(Work to complete)
Extract all lines from the data beneath that include the word "Южно".

(Material for this exercise)
::::
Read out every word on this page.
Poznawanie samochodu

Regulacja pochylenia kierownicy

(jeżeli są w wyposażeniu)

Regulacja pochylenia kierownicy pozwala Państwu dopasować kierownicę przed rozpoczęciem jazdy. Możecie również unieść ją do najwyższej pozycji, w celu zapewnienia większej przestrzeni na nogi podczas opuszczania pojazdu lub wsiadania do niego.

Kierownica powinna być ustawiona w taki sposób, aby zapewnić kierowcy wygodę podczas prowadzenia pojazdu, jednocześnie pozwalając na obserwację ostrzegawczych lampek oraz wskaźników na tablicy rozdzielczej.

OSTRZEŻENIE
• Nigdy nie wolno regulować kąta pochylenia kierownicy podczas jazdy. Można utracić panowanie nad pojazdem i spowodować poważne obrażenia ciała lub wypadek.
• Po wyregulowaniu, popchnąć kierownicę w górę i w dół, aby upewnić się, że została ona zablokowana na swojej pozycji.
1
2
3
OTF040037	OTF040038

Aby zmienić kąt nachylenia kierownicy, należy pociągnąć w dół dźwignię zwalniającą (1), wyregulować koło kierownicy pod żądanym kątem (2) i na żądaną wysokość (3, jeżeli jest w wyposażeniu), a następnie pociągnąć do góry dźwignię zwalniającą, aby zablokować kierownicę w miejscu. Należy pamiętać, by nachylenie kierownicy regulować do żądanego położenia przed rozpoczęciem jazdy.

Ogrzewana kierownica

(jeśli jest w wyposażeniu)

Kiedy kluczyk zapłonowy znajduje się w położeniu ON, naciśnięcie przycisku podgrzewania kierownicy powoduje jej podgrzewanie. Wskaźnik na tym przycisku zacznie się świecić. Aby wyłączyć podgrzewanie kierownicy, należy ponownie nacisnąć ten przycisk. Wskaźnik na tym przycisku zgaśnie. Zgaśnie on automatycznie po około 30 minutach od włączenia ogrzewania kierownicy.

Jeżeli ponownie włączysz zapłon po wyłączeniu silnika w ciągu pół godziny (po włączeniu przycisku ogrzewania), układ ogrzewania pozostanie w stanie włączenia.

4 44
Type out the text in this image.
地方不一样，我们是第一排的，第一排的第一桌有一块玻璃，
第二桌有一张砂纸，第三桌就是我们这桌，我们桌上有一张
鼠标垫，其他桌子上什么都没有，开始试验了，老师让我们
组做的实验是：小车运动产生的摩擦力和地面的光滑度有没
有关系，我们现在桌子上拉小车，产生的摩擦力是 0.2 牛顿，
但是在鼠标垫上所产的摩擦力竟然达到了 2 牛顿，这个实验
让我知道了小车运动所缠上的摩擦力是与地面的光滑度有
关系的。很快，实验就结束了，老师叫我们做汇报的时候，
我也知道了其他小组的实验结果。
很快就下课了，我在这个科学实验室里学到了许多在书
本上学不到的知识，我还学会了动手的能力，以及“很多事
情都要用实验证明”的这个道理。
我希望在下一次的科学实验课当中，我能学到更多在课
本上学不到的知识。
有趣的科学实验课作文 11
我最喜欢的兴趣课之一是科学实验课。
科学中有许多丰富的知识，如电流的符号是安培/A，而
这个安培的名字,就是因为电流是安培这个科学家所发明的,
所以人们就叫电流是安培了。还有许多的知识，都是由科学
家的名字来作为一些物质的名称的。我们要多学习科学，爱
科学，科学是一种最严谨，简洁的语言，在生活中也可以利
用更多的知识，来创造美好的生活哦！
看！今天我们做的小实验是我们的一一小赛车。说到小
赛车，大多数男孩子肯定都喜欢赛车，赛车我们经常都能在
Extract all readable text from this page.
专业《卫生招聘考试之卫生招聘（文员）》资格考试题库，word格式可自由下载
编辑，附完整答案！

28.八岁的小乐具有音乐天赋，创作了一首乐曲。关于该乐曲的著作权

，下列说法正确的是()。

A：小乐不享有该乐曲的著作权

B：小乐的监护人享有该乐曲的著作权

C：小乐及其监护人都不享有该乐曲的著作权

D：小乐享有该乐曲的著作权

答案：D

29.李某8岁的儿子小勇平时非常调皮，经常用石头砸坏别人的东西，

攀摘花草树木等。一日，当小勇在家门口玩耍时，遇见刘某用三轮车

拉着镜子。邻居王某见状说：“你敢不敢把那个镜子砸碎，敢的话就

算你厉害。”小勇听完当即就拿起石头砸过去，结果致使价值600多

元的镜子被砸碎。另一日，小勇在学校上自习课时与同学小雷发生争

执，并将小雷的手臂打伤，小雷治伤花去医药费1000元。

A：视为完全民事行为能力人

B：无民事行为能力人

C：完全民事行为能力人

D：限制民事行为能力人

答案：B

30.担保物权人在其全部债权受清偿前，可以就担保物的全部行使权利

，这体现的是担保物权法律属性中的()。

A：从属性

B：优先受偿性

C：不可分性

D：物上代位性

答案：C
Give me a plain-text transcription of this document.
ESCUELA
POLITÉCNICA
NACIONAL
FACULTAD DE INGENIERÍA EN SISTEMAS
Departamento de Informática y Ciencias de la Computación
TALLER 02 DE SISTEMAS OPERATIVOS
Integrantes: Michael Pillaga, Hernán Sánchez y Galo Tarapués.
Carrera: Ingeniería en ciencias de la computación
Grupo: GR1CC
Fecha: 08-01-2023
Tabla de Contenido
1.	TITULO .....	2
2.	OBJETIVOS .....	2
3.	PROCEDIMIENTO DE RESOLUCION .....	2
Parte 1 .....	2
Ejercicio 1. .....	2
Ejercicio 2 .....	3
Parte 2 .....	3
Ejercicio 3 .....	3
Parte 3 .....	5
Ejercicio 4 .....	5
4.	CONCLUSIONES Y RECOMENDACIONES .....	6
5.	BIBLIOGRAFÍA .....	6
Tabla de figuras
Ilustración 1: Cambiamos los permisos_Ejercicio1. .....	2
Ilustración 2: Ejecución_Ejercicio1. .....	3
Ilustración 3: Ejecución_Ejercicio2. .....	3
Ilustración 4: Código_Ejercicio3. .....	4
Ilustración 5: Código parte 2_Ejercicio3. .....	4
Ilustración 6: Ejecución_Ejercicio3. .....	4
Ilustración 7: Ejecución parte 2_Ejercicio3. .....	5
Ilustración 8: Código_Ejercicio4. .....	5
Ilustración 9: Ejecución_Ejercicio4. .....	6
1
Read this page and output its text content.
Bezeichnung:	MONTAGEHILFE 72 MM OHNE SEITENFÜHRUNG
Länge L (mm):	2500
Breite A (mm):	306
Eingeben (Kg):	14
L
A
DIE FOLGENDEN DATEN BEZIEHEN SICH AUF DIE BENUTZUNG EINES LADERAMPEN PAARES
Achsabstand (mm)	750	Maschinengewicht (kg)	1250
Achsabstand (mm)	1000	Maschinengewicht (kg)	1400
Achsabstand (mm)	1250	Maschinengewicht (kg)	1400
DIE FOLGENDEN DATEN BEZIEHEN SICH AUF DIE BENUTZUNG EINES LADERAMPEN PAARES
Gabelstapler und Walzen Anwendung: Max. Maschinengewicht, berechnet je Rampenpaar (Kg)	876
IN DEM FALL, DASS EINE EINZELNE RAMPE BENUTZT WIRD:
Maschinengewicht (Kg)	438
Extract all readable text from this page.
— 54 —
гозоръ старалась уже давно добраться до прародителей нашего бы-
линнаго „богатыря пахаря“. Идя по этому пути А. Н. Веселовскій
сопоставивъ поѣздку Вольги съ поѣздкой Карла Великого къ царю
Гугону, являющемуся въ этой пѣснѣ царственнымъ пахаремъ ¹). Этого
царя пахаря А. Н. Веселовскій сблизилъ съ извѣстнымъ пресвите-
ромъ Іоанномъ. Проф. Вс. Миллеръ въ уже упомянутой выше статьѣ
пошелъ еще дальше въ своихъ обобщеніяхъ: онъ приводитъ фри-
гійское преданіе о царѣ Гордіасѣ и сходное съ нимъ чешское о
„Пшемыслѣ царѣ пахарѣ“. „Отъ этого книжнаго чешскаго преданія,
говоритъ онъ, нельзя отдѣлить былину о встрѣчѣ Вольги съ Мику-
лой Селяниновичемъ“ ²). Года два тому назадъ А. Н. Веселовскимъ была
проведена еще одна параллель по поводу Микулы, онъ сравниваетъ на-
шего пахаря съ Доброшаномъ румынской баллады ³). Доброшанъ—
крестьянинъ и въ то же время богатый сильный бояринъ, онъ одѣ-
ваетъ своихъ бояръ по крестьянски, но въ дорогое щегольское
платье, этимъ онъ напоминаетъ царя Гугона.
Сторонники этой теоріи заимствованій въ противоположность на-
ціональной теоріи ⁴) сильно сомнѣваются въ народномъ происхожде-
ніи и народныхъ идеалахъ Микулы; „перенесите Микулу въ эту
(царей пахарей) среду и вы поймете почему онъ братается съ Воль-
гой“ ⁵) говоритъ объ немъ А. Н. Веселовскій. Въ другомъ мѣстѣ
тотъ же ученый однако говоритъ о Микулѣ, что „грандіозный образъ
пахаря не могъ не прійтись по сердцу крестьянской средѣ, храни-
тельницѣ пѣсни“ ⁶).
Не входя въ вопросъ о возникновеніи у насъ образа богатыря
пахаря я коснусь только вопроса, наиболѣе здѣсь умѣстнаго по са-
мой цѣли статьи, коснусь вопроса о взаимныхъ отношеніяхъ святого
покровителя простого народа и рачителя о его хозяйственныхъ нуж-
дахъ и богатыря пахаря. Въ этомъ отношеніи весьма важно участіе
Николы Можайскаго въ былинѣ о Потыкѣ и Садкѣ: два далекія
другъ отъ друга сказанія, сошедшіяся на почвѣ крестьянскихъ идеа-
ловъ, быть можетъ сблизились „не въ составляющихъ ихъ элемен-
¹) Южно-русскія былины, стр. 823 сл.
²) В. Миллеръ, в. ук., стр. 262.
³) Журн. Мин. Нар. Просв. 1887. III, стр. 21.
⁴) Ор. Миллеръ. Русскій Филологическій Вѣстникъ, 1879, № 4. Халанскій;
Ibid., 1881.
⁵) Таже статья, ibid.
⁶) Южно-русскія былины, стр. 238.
::::
(Completed exercise)
¹) Южно-русскія былины, стр. 823 сл.
⁶) Южно-русскія былины, стр. 238.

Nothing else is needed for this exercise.